Data supplied:
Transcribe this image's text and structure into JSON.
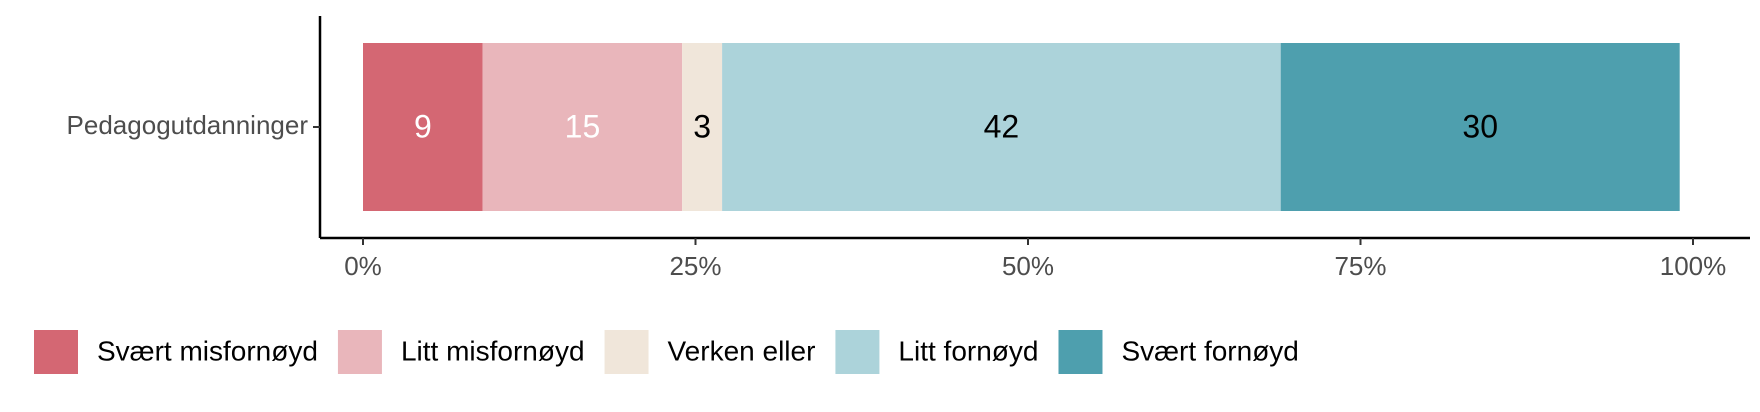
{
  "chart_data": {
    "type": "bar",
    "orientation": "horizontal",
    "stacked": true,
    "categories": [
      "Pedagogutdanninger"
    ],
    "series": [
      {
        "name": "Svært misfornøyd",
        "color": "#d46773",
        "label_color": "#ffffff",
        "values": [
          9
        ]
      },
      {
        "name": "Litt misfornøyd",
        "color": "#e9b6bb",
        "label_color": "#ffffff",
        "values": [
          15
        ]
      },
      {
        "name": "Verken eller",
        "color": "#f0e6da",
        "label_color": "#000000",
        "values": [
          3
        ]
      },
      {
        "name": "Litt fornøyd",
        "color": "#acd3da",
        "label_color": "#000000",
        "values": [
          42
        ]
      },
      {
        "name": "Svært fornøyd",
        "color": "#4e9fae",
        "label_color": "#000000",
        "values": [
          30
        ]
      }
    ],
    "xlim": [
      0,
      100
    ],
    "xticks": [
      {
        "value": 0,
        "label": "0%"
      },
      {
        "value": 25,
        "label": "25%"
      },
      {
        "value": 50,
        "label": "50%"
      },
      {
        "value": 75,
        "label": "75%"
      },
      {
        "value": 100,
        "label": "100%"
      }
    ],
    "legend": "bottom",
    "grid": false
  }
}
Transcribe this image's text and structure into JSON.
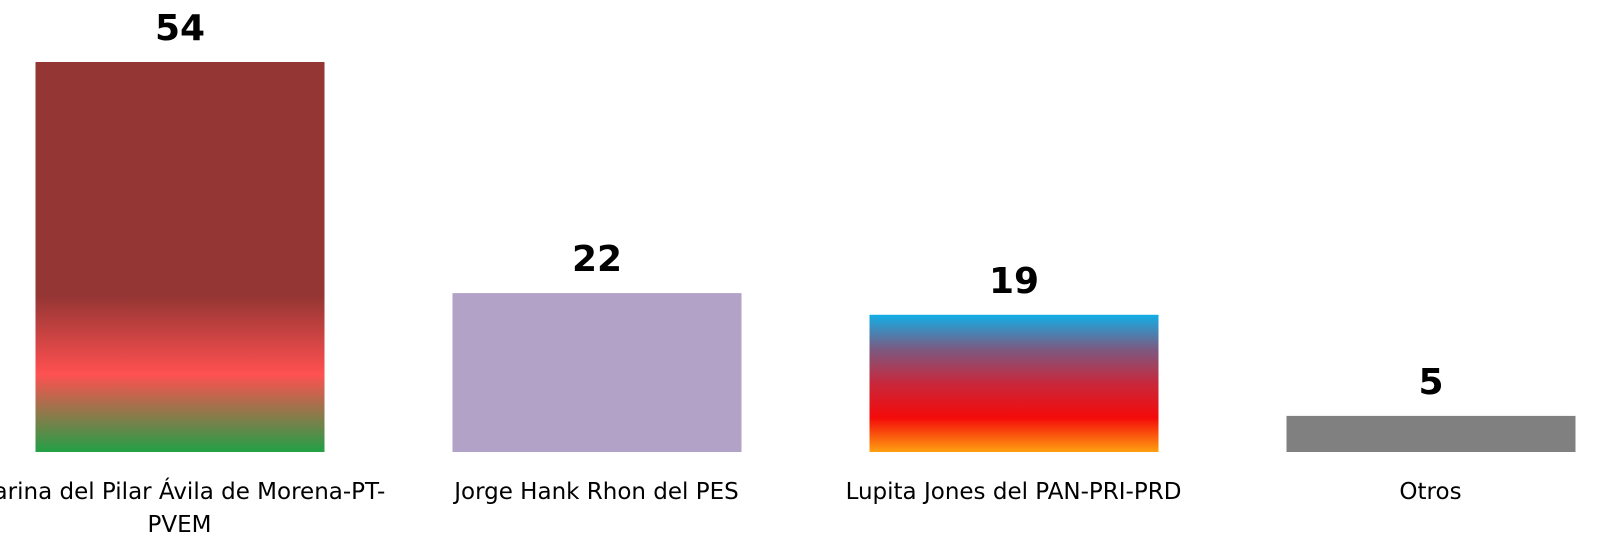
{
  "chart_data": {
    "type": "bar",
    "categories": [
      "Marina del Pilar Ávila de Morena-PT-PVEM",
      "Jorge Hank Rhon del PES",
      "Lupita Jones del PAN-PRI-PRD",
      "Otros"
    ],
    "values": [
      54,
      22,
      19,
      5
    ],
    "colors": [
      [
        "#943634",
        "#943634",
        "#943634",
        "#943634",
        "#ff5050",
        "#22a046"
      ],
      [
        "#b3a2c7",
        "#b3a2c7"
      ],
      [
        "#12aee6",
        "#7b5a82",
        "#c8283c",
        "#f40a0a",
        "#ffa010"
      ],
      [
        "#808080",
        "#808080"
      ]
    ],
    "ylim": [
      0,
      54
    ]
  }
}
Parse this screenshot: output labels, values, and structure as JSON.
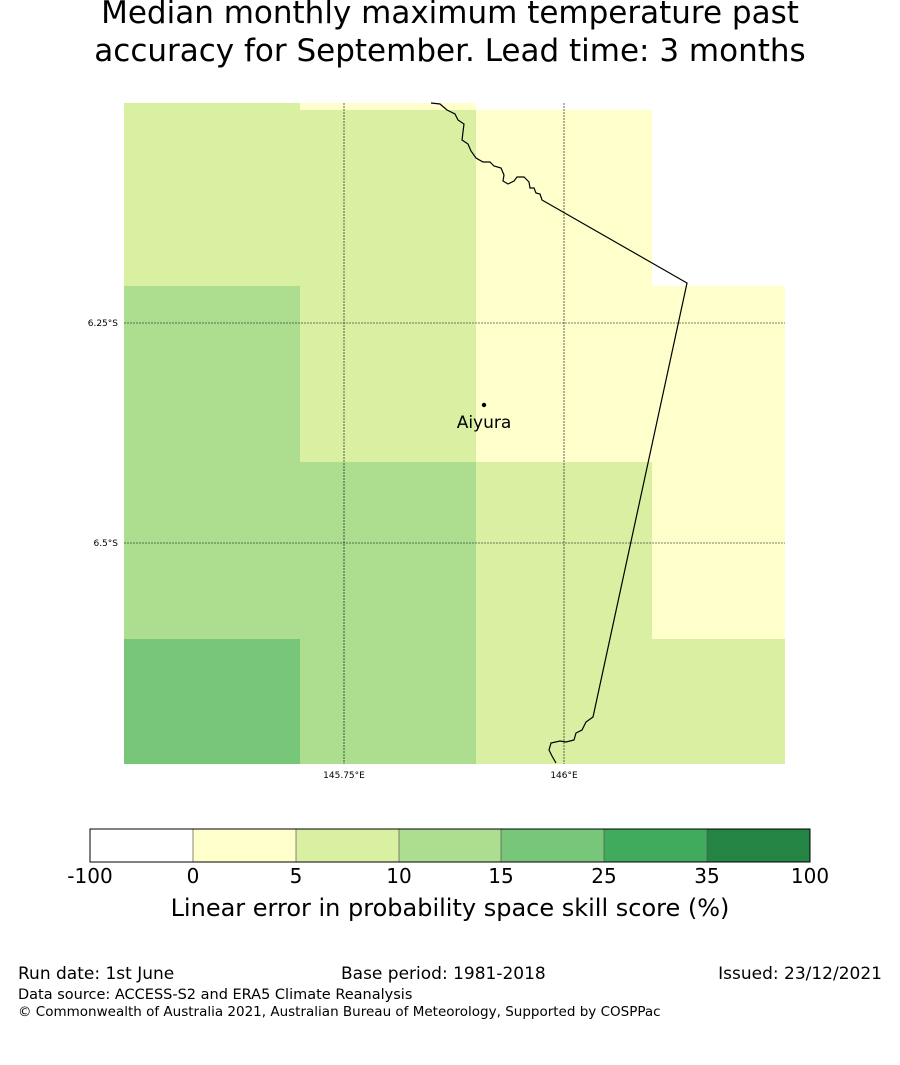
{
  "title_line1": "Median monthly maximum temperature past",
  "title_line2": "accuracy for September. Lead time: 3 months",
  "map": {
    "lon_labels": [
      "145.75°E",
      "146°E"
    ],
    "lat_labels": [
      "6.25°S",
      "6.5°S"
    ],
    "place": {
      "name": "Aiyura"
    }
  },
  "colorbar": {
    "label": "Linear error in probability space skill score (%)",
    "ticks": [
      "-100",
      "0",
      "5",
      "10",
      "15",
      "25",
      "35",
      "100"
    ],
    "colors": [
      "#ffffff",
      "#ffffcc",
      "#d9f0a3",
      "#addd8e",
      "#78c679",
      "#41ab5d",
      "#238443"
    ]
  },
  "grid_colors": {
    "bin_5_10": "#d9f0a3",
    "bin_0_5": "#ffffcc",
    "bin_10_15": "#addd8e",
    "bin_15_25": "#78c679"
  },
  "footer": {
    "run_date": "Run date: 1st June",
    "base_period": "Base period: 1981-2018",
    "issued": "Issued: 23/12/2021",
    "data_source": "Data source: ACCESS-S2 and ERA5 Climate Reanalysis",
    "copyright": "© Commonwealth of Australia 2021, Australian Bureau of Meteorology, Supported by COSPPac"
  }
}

To be done: All of the records above must be copied exactly, except for the pictures.

Expected answer:
Transcribe this image's text and structure into JSON.
{
  "chart_data": {
    "type": "bar",
    "orientation": "horizontal",
    "stacked": true,
    "categories": [
      "Pedagogutdanninger"
    ],
    "series": [
      {
        "name": "Svært misfornøyd",
        "color": "#d46773",
        "label_color": "#ffffff",
        "values": [
          9
        ]
      },
      {
        "name": "Litt misfornøyd",
        "color": "#e9b6bb",
        "label_color": "#ffffff",
        "values": [
          15
        ]
      },
      {
        "name": "Verken eller",
        "color": "#f0e6da",
        "label_color": "#000000",
        "values": [
          3
        ]
      },
      {
        "name": "Litt fornøyd",
        "color": "#acd3da",
        "label_color": "#000000",
        "values": [
          42
        ]
      },
      {
        "name": "Svært fornøyd",
        "color": "#4e9fae",
        "label_color": "#000000",
        "values": [
          30
        ]
      }
    ],
    "xlim": [
      0,
      100
    ],
    "xticks": [
      {
        "value": 0,
        "label": "0%"
      },
      {
        "value": 25,
        "label": "25%"
      },
      {
        "value": 50,
        "label": "50%"
      },
      {
        "value": 75,
        "label": "75%"
      },
      {
        "value": 100,
        "label": "100%"
      }
    ],
    "legend": "bottom",
    "grid": false
  }
}
Transcribe this image's text and structure into JSON.
{
  "chart_data": {
    "type": "bar",
    "categories": [
      "Marina del Pilar Ávila de Morena-PT-PVEM",
      "Jorge Hank Rhon del PES",
      "Lupita Jones del PAN-PRI-PRD",
      "Otros"
    ],
    "values": [
      54,
      22,
      19,
      5
    ],
    "colors": [
      [
        "#943634",
        "#943634",
        "#943634",
        "#943634",
        "#ff5050",
        "#22a046"
      ],
      [
        "#b3a2c7",
        "#b3a2c7"
      ],
      [
        "#12aee6",
        "#7b5a82",
        "#c8283c",
        "#f40a0a",
        "#ffa010"
      ],
      [
        "#808080",
        "#808080"
      ]
    ],
    "ylim": [
      0,
      54
    ]
  }
}
Parse this screenshot: output labels, values, and structure as JSON.
{
  "title_line1": "Median monthly maximum temperature past",
  "title_line2": "accuracy for September. Lead time: 3 months",
  "map": {
    "lon_labels": [
      "145.75°E",
      "146°E"
    ],
    "lat_labels": [
      "6.25°S",
      "6.5°S"
    ],
    "place": {
      "name": "Aiyura"
    }
  },
  "colorbar": {
    "label": "Linear error in probability space skill score (%)",
    "ticks": [
      "-100",
      "0",
      "5",
      "10",
      "15",
      "25",
      "35",
      "100"
    ],
    "colors": [
      "#ffffff",
      "#ffffcc",
      "#d9f0a3",
      "#addd8e",
      "#78c679",
      "#41ab5d",
      "#238443"
    ]
  },
  "grid_colors": {
    "bin_5_10": "#d9f0a3",
    "bin_0_5": "#ffffcc",
    "bin_10_15": "#addd8e",
    "bin_15_25": "#78c679"
  },
  "footer": {
    "run_date": "Run date: 1st June",
    "base_period": "Base period: 1981-2018",
    "issued": "Issued: 23/12/2021",
    "data_source": "Data source: ACCESS-S2 and ERA5 Climate Reanalysis",
    "copyright": "© Commonwealth of Australia 2021, Australian Bureau of Meteorology, Supported by COSPPac"
  }
}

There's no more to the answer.